**Task statement:** Please print all of the lines below word for word, leaving out the pictures.

**Given records:**

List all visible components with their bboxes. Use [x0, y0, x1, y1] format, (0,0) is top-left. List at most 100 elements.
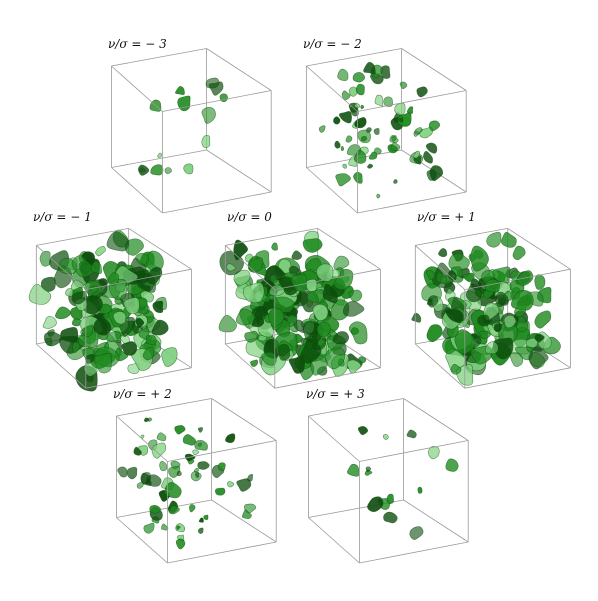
cube-edge: [274, 367, 381, 389]
isosurface-blob: [365, 466, 372, 473]
panel-label: ν/σ = + 3: [306, 387, 365, 401]
isosurface-blob: [312, 303, 329, 322]
isosurface-blob: [152, 300, 164, 314]
cube-render: [28, 228, 192, 392]
isosurface-blob: [335, 173, 351, 187]
isosurface-blob: [146, 266, 163, 285]
isosurface-blob: [156, 432, 167, 442]
isosurface-blob: [333, 116, 341, 125]
cube-edge: [206, 48, 272, 91]
isosurface-blob: [268, 307, 285, 328]
isosurface-blob: [363, 61, 376, 75]
isosurface-blob: [126, 466, 138, 480]
cube-edge: [116, 517, 168, 564]
isosurface-blob: [342, 300, 365, 317]
cube-edge: [306, 65, 358, 112]
cube-edge: [162, 90, 272, 112]
cube-edge: [211, 398, 277, 441]
isosurface-blob: [316, 322, 331, 338]
isosurface-blob: [82, 324, 94, 338]
isosurface-blob: [227, 481, 235, 488]
isosurface-blob: [42, 316, 57, 329]
cube-edge: [162, 191, 272, 214]
isosurface-blob: [271, 242, 278, 251]
cube-edge: [167, 440, 277, 462]
isosurface-blob: [463, 272, 475, 282]
isosurface-blob: [43, 331, 63, 347]
isosurface-blob: [161, 523, 169, 531]
isosurface-blob: [510, 290, 534, 311]
isosurface-blob: [368, 151, 378, 160]
isosurface-blob: [376, 193, 381, 199]
isosurface-blob: [138, 164, 150, 176]
cube-edge: [85, 367, 192, 389]
isosurface-blob: [386, 493, 394, 504]
isosurface-blob: [174, 425, 186, 435]
isosurface-blobs: [318, 61, 444, 199]
isosurface-blob: [72, 341, 81, 353]
cube-edge: [306, 167, 358, 214]
isosurface-blob: [135, 252, 150, 266]
isosurface-blob: [496, 291, 509, 306]
cube-edge: [225, 245, 276, 290]
cube-edge: [306, 48, 402, 67]
isosurface-blob: [345, 135, 353, 143]
isosurface-blob: [225, 433, 236, 444]
isosurface-blob: [177, 95, 191, 112]
isosurface-blob: [140, 434, 145, 440]
cube-edge: [308, 517, 360, 564]
isosurface-blob: [142, 346, 154, 361]
isosurface-blob: [112, 311, 127, 325]
isosurface-blob: [383, 511, 398, 524]
isosurface-blob: [149, 504, 161, 514]
isosurface-blob: [28, 283, 52, 305]
isosurface-blob: [189, 504, 196, 513]
isosurface-blob: [435, 271, 447, 284]
panel-label: ν/σ = + 1: [417, 210, 476, 224]
isosurface-blob: [215, 487, 226, 496]
isosurface-blob: [242, 282, 265, 304]
isosurface-blob: [500, 231, 517, 248]
cube-edge: [359, 541, 469, 564]
isosurface-blob: [450, 363, 462, 375]
isosurface-blob: [383, 96, 393, 107]
isosurface-blob: [248, 257, 264, 272]
isosurface-blob: [438, 248, 448, 258]
cube-edge: [116, 415, 168, 462]
isosurface-blob: [322, 283, 338, 304]
cube-render: [306, 48, 467, 214]
isosurface-blob: [183, 163, 194, 175]
isosurface-blob: [100, 322, 108, 331]
isosurface-blob: [269, 274, 278, 284]
isosurface-blob: [417, 486, 423, 494]
isosurface-blob: [342, 163, 347, 169]
cube-edge: [167, 541, 277, 564]
isosurface-blob: [409, 526, 424, 540]
isosurface-blob: [394, 102, 406, 116]
isosurface-blob: [302, 238, 323, 253]
isosurface-blob: [332, 331, 350, 345]
isosurface-blob: [182, 434, 196, 446]
isosurface-blob: [493, 323, 502, 333]
isosurface-blob: [235, 308, 255, 326]
isosurface-blob: [197, 461, 210, 470]
isosurface-blob: [353, 171, 363, 184]
isosurface-blob: [477, 314, 490, 327]
isosurface-blob: [406, 429, 417, 439]
panel-label: ν/σ = + 2: [113, 387, 172, 401]
isosurface-blob: [447, 270, 457, 281]
isosurface-blob: [512, 245, 526, 261]
cube-render: [218, 228, 381, 389]
isosurface-blob: [398, 117, 404, 123]
isosurface-blob: [246, 474, 254, 482]
cube-edge: [116, 398, 212, 417]
isosurface-blob: [164, 482, 182, 499]
isosurface-blob: [414, 127, 423, 135]
cube-edge: [308, 398, 404, 417]
isosurface-blob: [389, 135, 399, 143]
isosurface-blob: [203, 514, 209, 521]
isosurface-blob: [348, 289, 363, 302]
cube-edge: [36, 343, 87, 389]
isosurface-blob: [390, 142, 401, 152]
isosurface-blob: [357, 426, 369, 436]
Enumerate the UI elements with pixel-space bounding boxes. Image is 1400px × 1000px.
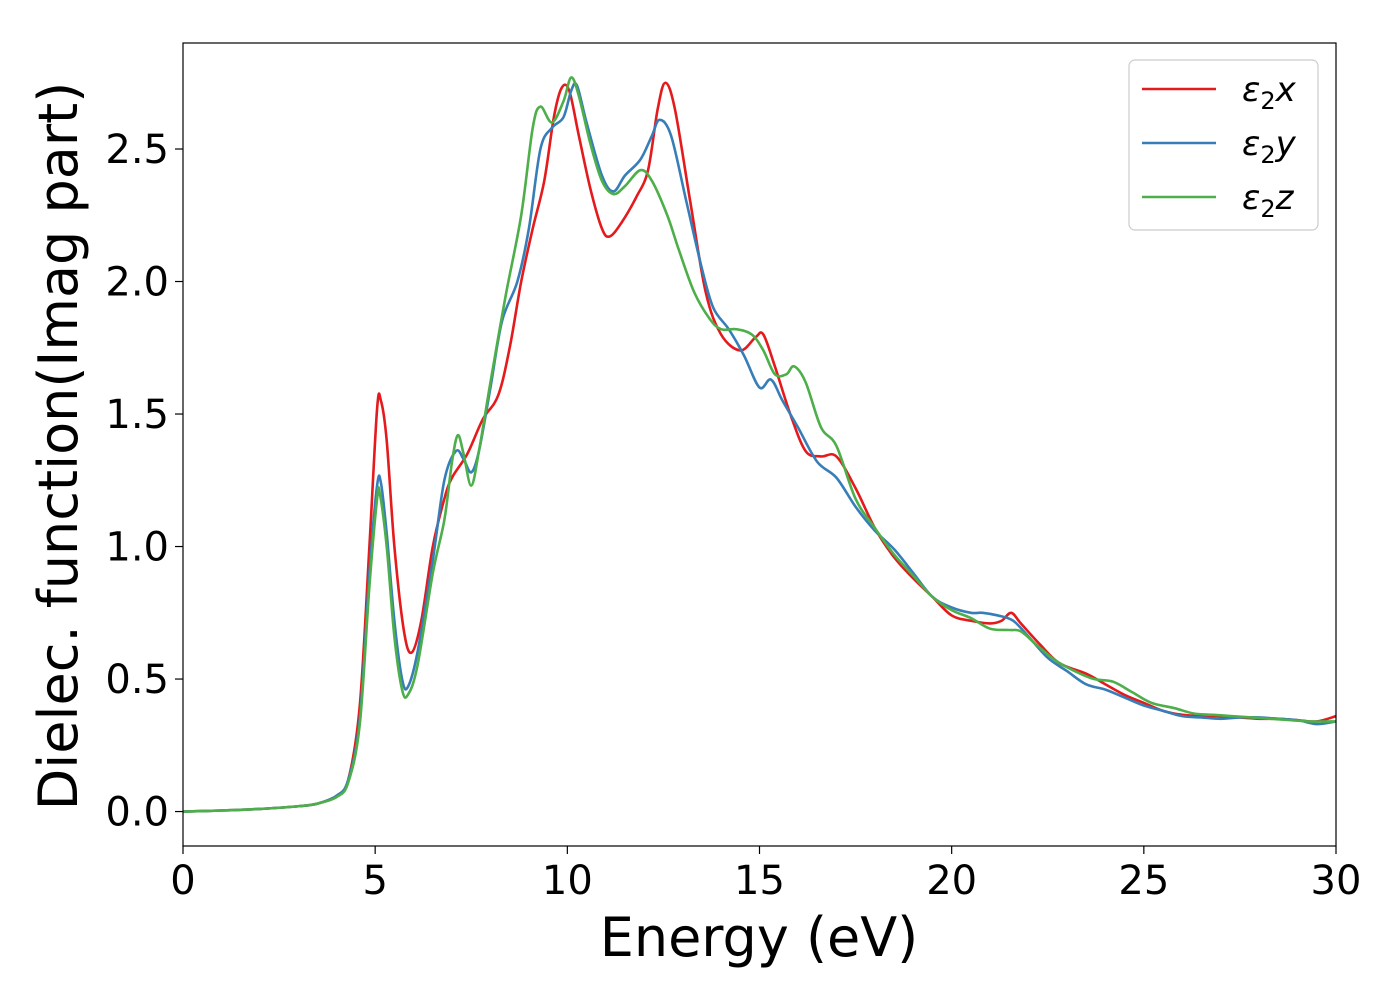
x-tick-label: 10: [542, 858, 593, 904]
x-tick-label: 20: [926, 858, 977, 904]
x-axis: 0 5 10 15 20 25 30: [170, 846, 1361, 904]
y-tick-label: 2.5: [105, 127, 169, 173]
y-tick-label: 0.5: [105, 657, 169, 703]
legend-label-eps2y: ε2y: [1242, 124, 1297, 169]
x-tick-label: 15: [734, 858, 785, 904]
legend: ε2x ε2y ε2z: [1128, 59, 1319, 231]
series-group: [183, 76, 1336, 813]
x-tick-label: 0: [170, 858, 195, 904]
legend-label-eps2z: ε2z: [1242, 178, 1295, 223]
series-line-eps2z: [183, 76, 1336, 813]
y-axis: 0.0 0.5 1.0 1.5 2.0 2.5: [105, 127, 183, 836]
y-tick-label: 1.0: [105, 525, 169, 571]
y-axis-title: Dielec. function(Imag part): [27, 82, 90, 811]
y-tick-label: 0.0: [105, 790, 169, 836]
y-tick-label: 2.0: [105, 260, 169, 306]
series-line-eps2x: [183, 81, 1336, 813]
y-tick-label: 1.5: [105, 392, 169, 438]
legend-label-eps2x: ε2x: [1242, 70, 1297, 115]
x-tick-label: 25: [1118, 858, 1169, 904]
x-tick-label: 5: [362, 858, 387, 904]
series-line-eps2y: [183, 81, 1336, 813]
x-tick-label: 30: [1311, 858, 1362, 904]
legend-box: [1128, 59, 1319, 231]
x-axis-title: Energy (eV): [600, 906, 919, 969]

**Response:**
List all visible components with their bboxes. Use [x0, y0, x1, y1] format, (0,0) is top-left. List at most 100 elements.
cube-edge: [274, 367, 381, 389]
isosurface-blob: [365, 466, 372, 473]
panel-label: ν/σ = + 3: [306, 387, 365, 401]
isosurface-blob: [312, 303, 329, 322]
isosurface-blob: [152, 300, 164, 314]
cube-render: [28, 228, 192, 392]
isosurface-blob: [335, 173, 351, 187]
isosurface-blob: [146, 266, 163, 285]
isosurface-blob: [156, 432, 167, 442]
isosurface-blob: [333, 116, 341, 125]
cube-edge: [206, 48, 272, 91]
isosurface-blob: [268, 307, 285, 328]
isosurface-blob: [363, 61, 376, 75]
isosurface-blob: [126, 466, 138, 480]
cube-edge: [116, 517, 168, 564]
isosurface-blob: [342, 300, 365, 317]
cube-edge: [306, 65, 358, 112]
cube-edge: [162, 90, 272, 112]
cube-edge: [211, 398, 277, 441]
isosurface-blob: [316, 322, 331, 338]
isosurface-blob: [82, 324, 94, 338]
isosurface-blob: [227, 481, 235, 488]
isosurface-blob: [42, 316, 57, 329]
cube-edge: [162, 191, 272, 214]
isosurface-blob: [271, 242, 278, 251]
cube-edge: [167, 440, 277, 462]
isosurface-blob: [463, 272, 475, 282]
isosurface-blob: [43, 331, 63, 347]
isosurface-blob: [161, 523, 169, 531]
isosurface-blob: [510, 290, 534, 311]
isosurface-blob: [368, 151, 378, 160]
isosurface-blob: [376, 193, 381, 199]
isosurface-blob: [138, 164, 150, 176]
cube-edge: [85, 367, 192, 389]
isosurface-blob: [386, 493, 394, 504]
isosurface-blob: [174, 425, 186, 435]
isosurface-blobs: [318, 61, 444, 199]
isosurface-blob: [72, 341, 81, 353]
cube-edge: [306, 167, 358, 214]
isosurface-blob: [135, 252, 150, 266]
isosurface-blob: [496, 291, 509, 306]
cube-edge: [225, 245, 276, 290]
cube-edge: [306, 48, 402, 67]
isosurface-blob: [345, 135, 353, 143]
isosurface-blob: [225, 433, 236, 444]
isosurface-blob: [177, 95, 191, 112]
isosurface-blob: [140, 434, 145, 440]
cube-edge: [308, 517, 360, 564]
isosurface-blob: [142, 346, 154, 361]
isosurface-blob: [112, 311, 127, 325]
isosurface-blob: [383, 511, 398, 524]
isosurface-blob: [149, 504, 161, 514]
isosurface-blob: [28, 283, 52, 305]
isosurface-blob: [189, 504, 196, 513]
isosurface-blob: [435, 271, 447, 284]
panel-label: ν/σ = + 1: [417, 210, 476, 224]
isosurface-blob: [215, 487, 226, 496]
isosurface-blob: [242, 282, 265, 304]
isosurface-blob: [500, 231, 517, 248]
cube-edge: [359, 541, 469, 564]
isosurface-blob: [450, 363, 462, 375]
isosurface-blob: [383, 96, 393, 107]
isosurface-blob: [248, 257, 264, 272]
isosurface-blob: [438, 248, 448, 258]
cube-edge: [116, 415, 168, 462]
isosurface-blob: [322, 283, 338, 304]
cube-render: [306, 48, 467, 214]
isosurface-blob: [183, 163, 194, 175]
isosurface-blob: [100, 322, 108, 331]
isosurface-blob: [269, 274, 278, 284]
isosurface-blob: [417, 486, 423, 494]
isosurface-blob: [342, 163, 347, 169]
cube-edge: [167, 541, 277, 564]
isosurface-blob: [409, 526, 424, 540]
isosurface-blob: [394, 102, 406, 116]
isosurface-blob: [302, 238, 323, 253]
isosurface-blob: [332, 331, 350, 345]
isosurface-blob: [182, 434, 196, 446]
isosurface-blob: [493, 323, 502, 333]
isosurface-blob: [235, 308, 255, 326]
isosurface-blob: [197, 461, 210, 470]
isosurface-blob: [353, 171, 363, 184]
isosurface-blob: [477, 314, 490, 327]
isosurface-blob: [406, 429, 417, 439]
panel-label: ν/σ = + 2: [113, 387, 172, 401]
isosurface-blob: [447, 270, 457, 281]
isosurface-blob: [512, 245, 526, 261]
cube-render: [218, 228, 381, 389]
isosurface-blob: [398, 117, 404, 123]
isosurface-blob: [246, 474, 254, 482]
cube-edge: [116, 398, 212, 417]
isosurface-blob: [164, 482, 182, 499]
isosurface-blob: [414, 127, 423, 135]
cube-edge: [308, 398, 404, 417]
isosurface-blob: [389, 135, 399, 143]
isosurface-blob: [203, 514, 209, 521]
isosurface-blob: [348, 289, 363, 302]
cube-edge: [36, 343, 87, 389]
isosurface-blob: [390, 142, 401, 152]
isosurface-blob: [357, 426, 369, 436]
Enumerate the UI elements with pixel-space bounding boxes. Image is 1400px × 1000px.
x-tick-label: 10: [542, 858, 593, 904]
x-tick-label: 20: [926, 858, 977, 904]
x-axis: 0 5 10 15 20 25 30: [170, 846, 1361, 904]
y-tick-label: 2.5: [105, 127, 169, 173]
y-tick-label: 0.5: [105, 657, 169, 703]
legend-label-eps2y: ε2y: [1242, 124, 1297, 169]
x-tick-label: 15: [734, 858, 785, 904]
legend: ε2x ε2y ε2z: [1128, 59, 1319, 231]
series-group: [183, 76, 1336, 813]
x-tick-label: 0: [170, 858, 195, 904]
legend-label-eps2z: ε2z: [1242, 178, 1295, 223]
series-line-eps2z: [183, 76, 1336, 813]
y-axis: 0.0 0.5 1.0 1.5 2.0 2.5: [105, 127, 183, 836]
y-tick-label: 1.0: [105, 525, 169, 571]
y-axis-title: Dielec. function(Imag part): [27, 82, 90, 811]
y-tick-label: 0.0: [105, 790, 169, 836]
y-tick-label: 2.0: [105, 260, 169, 306]
series-line-eps2x: [183, 81, 1336, 813]
y-tick-label: 1.5: [105, 392, 169, 438]
legend-label-eps2x: ε2x: [1242, 70, 1297, 115]
x-tick-label: 25: [1118, 858, 1169, 904]
x-tick-label: 5: [362, 858, 387, 904]
series-line-eps2y: [183, 81, 1336, 813]
x-tick-label: 30: [1311, 858, 1362, 904]
legend-box: [1128, 59, 1319, 231]
x-axis-title: Energy (eV): [600, 906, 919, 969]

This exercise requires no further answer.